[Dataset items]
○ ○ ○ ○ ○ ○ ○

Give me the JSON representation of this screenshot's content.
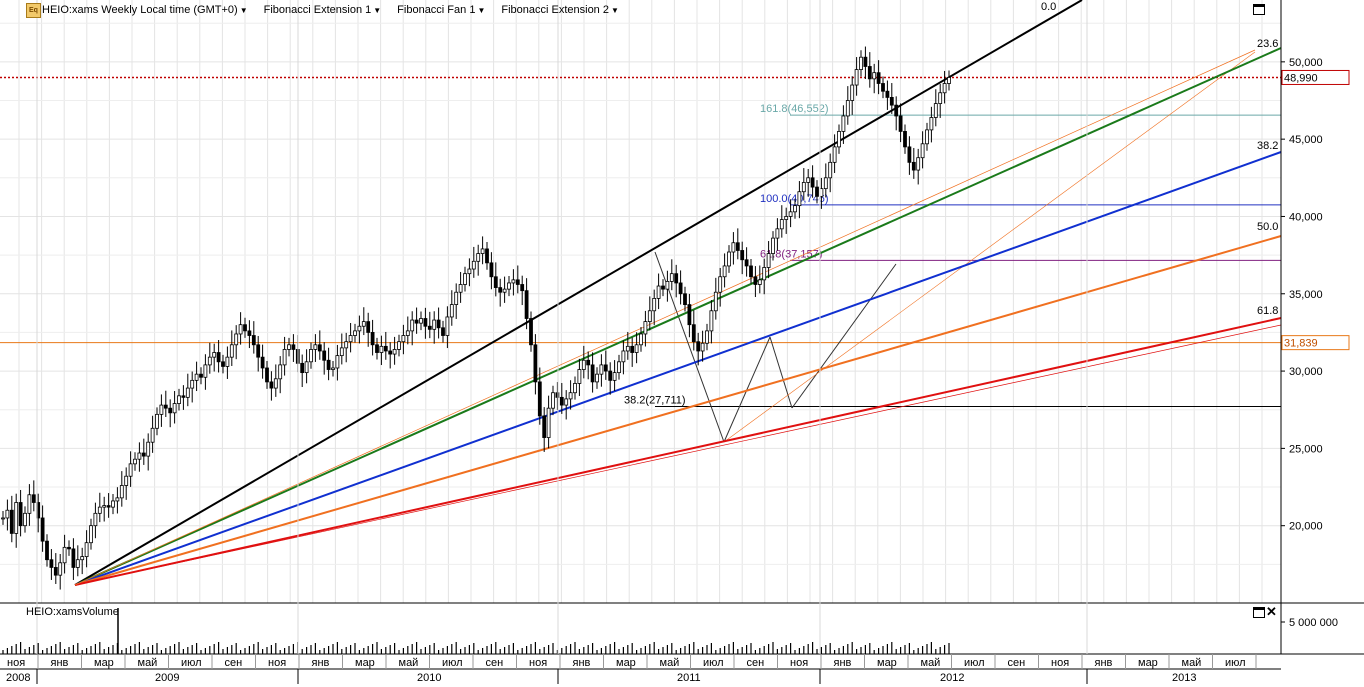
{
  "header": {
    "app_icon_label": "Eq",
    "symbol_title": "HEIO:xams Weekly Local time (GMT+0)",
    "studies": [
      "Fibonacci Extension 1",
      "Fibonacci Fan 1",
      "Fibonacci Extension 2"
    ]
  },
  "volume_panel": {
    "title": "HEIO:xamsVolume",
    "scale_label": "5 000 000"
  },
  "chart_data": {
    "type": "candlestick",
    "y_axis_ticks": [
      "20,000",
      "25,000",
      "30,000",
      "35,000",
      "40,000",
      "45,000",
      "50,000"
    ],
    "y_tick_values": [
      20000,
      25000,
      30000,
      35000,
      40000,
      45000,
      50000
    ],
    "ylim": [
      15000,
      54000
    ],
    "price_markers": [
      {
        "label": "48,990",
        "value": 48990,
        "color": "#c00000",
        "style": "dotted"
      },
      {
        "label": "31,839",
        "value": 31839,
        "color": "#e87818",
        "style": "solid"
      }
    ],
    "x_month_labels": [
      "ноя",
      "янв",
      "мар",
      "май",
      "июл",
      "сен",
      "ноя",
      "янв",
      "мар",
      "май",
      "июл",
      "сен",
      "ноя",
      "янв",
      "мар",
      "май",
      "июл",
      "сен",
      "ноя",
      "янв",
      "мар",
      "май",
      "июл",
      "сен",
      "ноя",
      "янв",
      "мар",
      "май",
      "июл"
    ],
    "x_year_labels": [
      "2008",
      "2009",
      "2010",
      "2011",
      "2012",
      "2013"
    ],
    "fib_fan_labels": [
      "0.0",
      "23.6",
      "38.2",
      "50.0",
      "61.8"
    ],
    "fib_fan_colors": [
      "#000000",
      "#1a7a1a",
      "#1030d0",
      "#f07020",
      "#e01010"
    ],
    "fib_extension_levels": [
      {
        "label": "161.8(46,552)",
        "value": 46552,
        "color": "#6aa8a8"
      },
      {
        "label": "100.0(40,746)",
        "value": 40746,
        "color": "#2030c0"
      },
      {
        "label": "61.8(37,157)",
        "value": 37157,
        "color": "#802080"
      },
      {
        "label": "38.2(27,711)",
        "value": 27711,
        "color": "#000000"
      }
    ],
    "close_series": [
      20500,
      21000,
      19500,
      21500,
      20000,
      20800,
      22000,
      21500,
      20500,
      19000,
      17800,
      17300,
      16800,
      17600,
      18600,
      18500,
      17300,
      17800,
      18000,
      18900,
      20000,
      20800,
      21200,
      21300,
      21200,
      21600,
      21800,
      22600,
      23200,
      24000,
      24300,
      24700,
      24500,
      25400,
      26300,
      27200,
      27800,
      27600,
      27300,
      27900,
      28400,
      28300,
      28900,
      29400,
      29800,
      29600,
      30400,
      30900,
      31200,
      30600,
      30300,
      30900,
      31700,
      32400,
      33000,
      32600,
      32300,
      31700,
      30900,
      30200,
      29300,
      28900,
      29500,
      30400,
      31400,
      31700,
      31400,
      30500,
      29900,
      30600,
      31400,
      31700,
      31300,
      30700,
      30100,
      30200,
      31000,
      31500,
      31900,
      32300,
      32600,
      32900,
      33200,
      32500,
      31700,
      31200,
      31600,
      31300,
      31100,
      31400,
      31900,
      32300,
      32600,
      33300,
      33100,
      33400,
      32900,
      32700,
      33300,
      32800,
      32300,
      33500,
      34300,
      35100,
      35600,
      36300,
      36600,
      37100,
      37600,
      37900,
      37000,
      36100,
      35400,
      35100,
      35300,
      35700,
      35900,
      35600,
      35200,
      33400,
      31700,
      29300,
      27100,
      25700,
      27600,
      28600,
      28300,
      27800,
      28200,
      28600,
      29200,
      30100,
      30700,
      30400,
      29300,
      29800,
      30400,
      30000,
      29400,
      29900,
      30600,
      31300,
      31600,
      31200,
      31700,
      32400,
      33200,
      33900,
      34700,
      35500,
      35300,
      35800,
      36300,
      35700,
      35000,
      34300,
      33000,
      31900,
      31300,
      31800,
      32600,
      33900,
      35100,
      36100,
      36800,
      37700,
      38300,
      37800,
      37200,
      36800,
      36100,
      35600,
      35900,
      36700,
      37600,
      38600,
      39200,
      39800,
      40000,
      40300,
      40700,
      41600,
      42200,
      42500,
      41900,
      41300,
      41800,
      42500,
      43500,
      44500,
      45500,
      46500,
      47500,
      48500,
      49500,
      50300,
      49700,
      48900,
      49300,
      48600,
      48100,
      47700,
      47200,
      46500,
      45500,
      44500,
      43500,
      43000,
      43800,
      44700,
      45600,
      46400,
      47300,
      48000,
      48600,
      48990
    ],
    "volume_note": "weekly volume histogram"
  }
}
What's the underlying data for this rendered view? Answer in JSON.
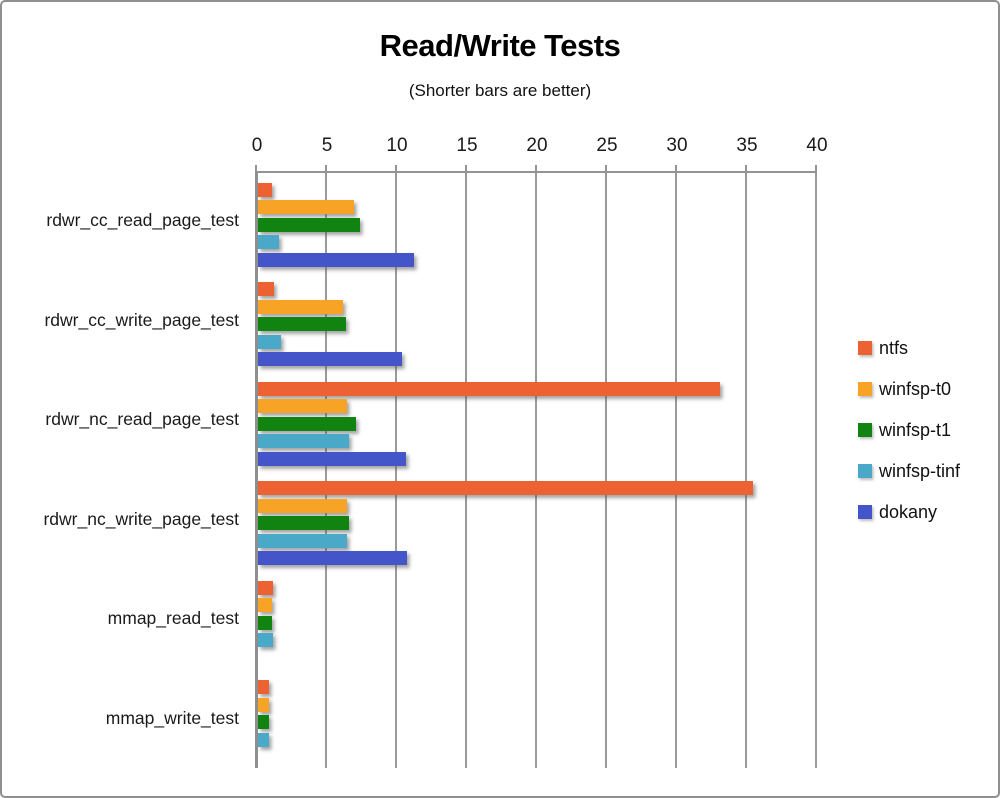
{
  "chart_data": {
    "type": "bar",
    "orientation": "horizontal",
    "title": "Read/Write Tests",
    "subtitle": "(Shorter bars are better)",
    "categories": [
      "rdwr_cc_read_page_test",
      "rdwr_cc_write_page_test",
      "rdwr_nc_read_page_test",
      "rdwr_nc_write_page_test",
      "mmap_read_test",
      "mmap_write_test"
    ],
    "series": [
      {
        "name": "ntfs",
        "color": "#EC6232",
        "values": [
          1.0,
          1.2,
          33.0,
          35.4,
          1.1,
          0.8
        ]
      },
      {
        "name": "winfsp-t0",
        "color": "#F7A426",
        "values": [
          6.9,
          6.1,
          6.4,
          6.4,
          1.0,
          0.8
        ]
      },
      {
        "name": "winfsp-t1",
        "color": "#108310",
        "values": [
          7.3,
          6.3,
          7.0,
          6.5,
          1.0,
          0.85
        ]
      },
      {
        "name": "winfsp-tinf",
        "color": "#4AA9C8",
        "values": [
          1.5,
          1.7,
          6.5,
          6.4,
          1.1,
          0.8
        ]
      },
      {
        "name": "dokany",
        "color": "#4355C8",
        "values": [
          11.2,
          10.3,
          10.6,
          10.7,
          0,
          0
        ]
      }
    ],
    "xlim": [
      0,
      40
    ],
    "x_ticks": [
      0,
      5,
      10,
      15,
      20,
      25,
      30,
      35,
      40
    ],
    "grid": true,
    "legend_position": "right",
    "axis_color": "#949494",
    "gridline_color": "#9a9a9a"
  }
}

○ ○ ○ ○ ○ ○ ○

Repeat the lines above exactly, and keep every picture out.

** Finished task **
Give me the JSON representation of this screenshot's content.
{
  "header": {
    "app_icon_label": "Eq",
    "symbol_title": "HEIO:xams Weekly Local time (GMT+0)",
    "studies": [
      "Fibonacci Extension 1",
      "Fibonacci Fan 1",
      "Fibonacci Extension 2"
    ]
  },
  "volume_panel": {
    "title": "HEIO:xamsVolume",
    "scale_label": "5 000 000"
  },
  "chart_data": {
    "type": "candlestick",
    "y_axis_ticks": [
      "20,000",
      "25,000",
      "30,000",
      "35,000",
      "40,000",
      "45,000",
      "50,000"
    ],
    "y_tick_values": [
      20000,
      25000,
      30000,
      35000,
      40000,
      45000,
      50000
    ],
    "ylim": [
      15000,
      54000
    ],
    "price_markers": [
      {
        "label": "48,990",
        "value": 48990,
        "color": "#c00000",
        "style": "dotted"
      },
      {
        "label": "31,839",
        "value": 31839,
        "color": "#e87818",
        "style": "solid"
      }
    ],
    "x_month_labels": [
      "ноя",
      "янв",
      "мар",
      "май",
      "июл",
      "сен",
      "ноя",
      "янв",
      "мар",
      "май",
      "июл",
      "сен",
      "ноя",
      "янв",
      "мар",
      "май",
      "июл",
      "сен",
      "ноя",
      "янв",
      "мар",
      "май",
      "июл",
      "сен",
      "ноя",
      "янв",
      "мар",
      "май",
      "июл"
    ],
    "x_year_labels": [
      "2008",
      "2009",
      "2010",
      "2011",
      "2012",
      "2013"
    ],
    "fib_fan_labels": [
      "0.0",
      "23.6",
      "38.2",
      "50.0",
      "61.8"
    ],
    "fib_fan_colors": [
      "#000000",
      "#1a7a1a",
      "#1030d0",
      "#f07020",
      "#e01010"
    ],
    "fib_extension_levels": [
      {
        "label": "161.8(46,552)",
        "value": 46552,
        "color": "#6aa8a8"
      },
      {
        "label": "100.0(40,746)",
        "value": 40746,
        "color": "#2030c0"
      },
      {
        "label": "61.8(37,157)",
        "value": 37157,
        "color": "#802080"
      },
      {
        "label": "38.2(27,711)",
        "value": 27711,
        "color": "#000000"
      }
    ],
    "close_series": [
      20500,
      21000,
      19500,
      21500,
      20000,
      20800,
      22000,
      21500,
      20500,
      19000,
      17800,
      17300,
      16800,
      17600,
      18600,
      18500,
      17300,
      17800,
      18000,
      18900,
      20000,
      20800,
      21200,
      21300,
      21200,
      21600,
      21800,
      22600,
      23200,
      24000,
      24300,
      24700,
      24500,
      25400,
      26300,
      27200,
      27800,
      27600,
      27300,
      27900,
      28400,
      28300,
      28900,
      29400,
      29800,
      29600,
      30400,
      30900,
      31200,
      30600,
      30300,
      30900,
      31700,
      32400,
      33000,
      32600,
      32300,
      31700,
      30900,
      30200,
      29300,
      28900,
      29500,
      30400,
      31400,
      31700,
      31400,
      30500,
      29900,
      30600,
      31400,
      31700,
      31300,
      30700,
      30100,
      30200,
      31000,
      31500,
      31900,
      32300,
      32600,
      32900,
      33200,
      32500,
      31700,
      31200,
      31600,
      31300,
      31100,
      31400,
      31900,
      32300,
      32600,
      33300,
      33100,
      33400,
      32900,
      32700,
      33300,
      32800,
      32300,
      33500,
      34300,
      35100,
      35600,
      36300,
      36600,
      37100,
      37600,
      37900,
      37000,
      36100,
      35400,
      35100,
      35300,
      35700,
      35900,
      35600,
      35200,
      33400,
      31700,
      29300,
      27100,
      25700,
      27600,
      28600,
      28300,
      27800,
      28200,
      28600,
      29200,
      30100,
      30700,
      30400,
      29300,
      29800,
      30400,
      30000,
      29400,
      29900,
      30600,
      31300,
      31600,
      31200,
      31700,
      32400,
      33200,
      33900,
      34700,
      35500,
      35300,
      35800,
      36300,
      35700,
      35000,
      34300,
      33000,
      31900,
      31300,
      31800,
      32600,
      33900,
      35100,
      36100,
      36800,
      37700,
      38300,
      37800,
      37200,
      36800,
      36100,
      35600,
      35900,
      36700,
      37600,
      38600,
      39200,
      39800,
      40000,
      40300,
      40700,
      41600,
      42200,
      42500,
      41900,
      41300,
      41800,
      42500,
      43500,
      44500,
      45500,
      46500,
      47500,
      48500,
      49500,
      50300,
      49700,
      48900,
      49300,
      48600,
      48100,
      47700,
      47200,
      46500,
      45500,
      44500,
      43500,
      43000,
      43800,
      44700,
      45600,
      46400,
      47300,
      48000,
      48600,
      48990
    ],
    "volume_note": "weekly volume histogram"
  }
}
What's the underlying data for this rendered view? Answer in JSON.
{
  "chart_data": {
    "type": "bar",
    "orientation": "horizontal",
    "title": "Read/Write Tests",
    "subtitle": "(Shorter bars are better)",
    "categories": [
      "rdwr_cc_read_page_test",
      "rdwr_cc_write_page_test",
      "rdwr_nc_read_page_test",
      "rdwr_nc_write_page_test",
      "mmap_read_test",
      "mmap_write_test"
    ],
    "series": [
      {
        "name": "ntfs",
        "color": "#EC6232",
        "values": [
          1.0,
          1.2,
          33.0,
          35.4,
          1.1,
          0.8
        ]
      },
      {
        "name": "winfsp-t0",
        "color": "#F7A426",
        "values": [
          6.9,
          6.1,
          6.4,
          6.4,
          1.0,
          0.8
        ]
      },
      {
        "name": "winfsp-t1",
        "color": "#108310",
        "values": [
          7.3,
          6.3,
          7.0,
          6.5,
          1.0,
          0.85
        ]
      },
      {
        "name": "winfsp-tinf",
        "color": "#4AA9C8",
        "values": [
          1.5,
          1.7,
          6.5,
          6.4,
          1.1,
          0.8
        ]
      },
      {
        "name": "dokany",
        "color": "#4355C8",
        "values": [
          11.2,
          10.3,
          10.6,
          10.7,
          0,
          0
        ]
      }
    ],
    "xlim": [
      0,
      40
    ],
    "x_ticks": [
      0,
      5,
      10,
      15,
      20,
      25,
      30,
      35,
      40
    ],
    "grid": true,
    "legend_position": "right",
    "axis_color": "#949494",
    "gridline_color": "#9a9a9a"
  }
}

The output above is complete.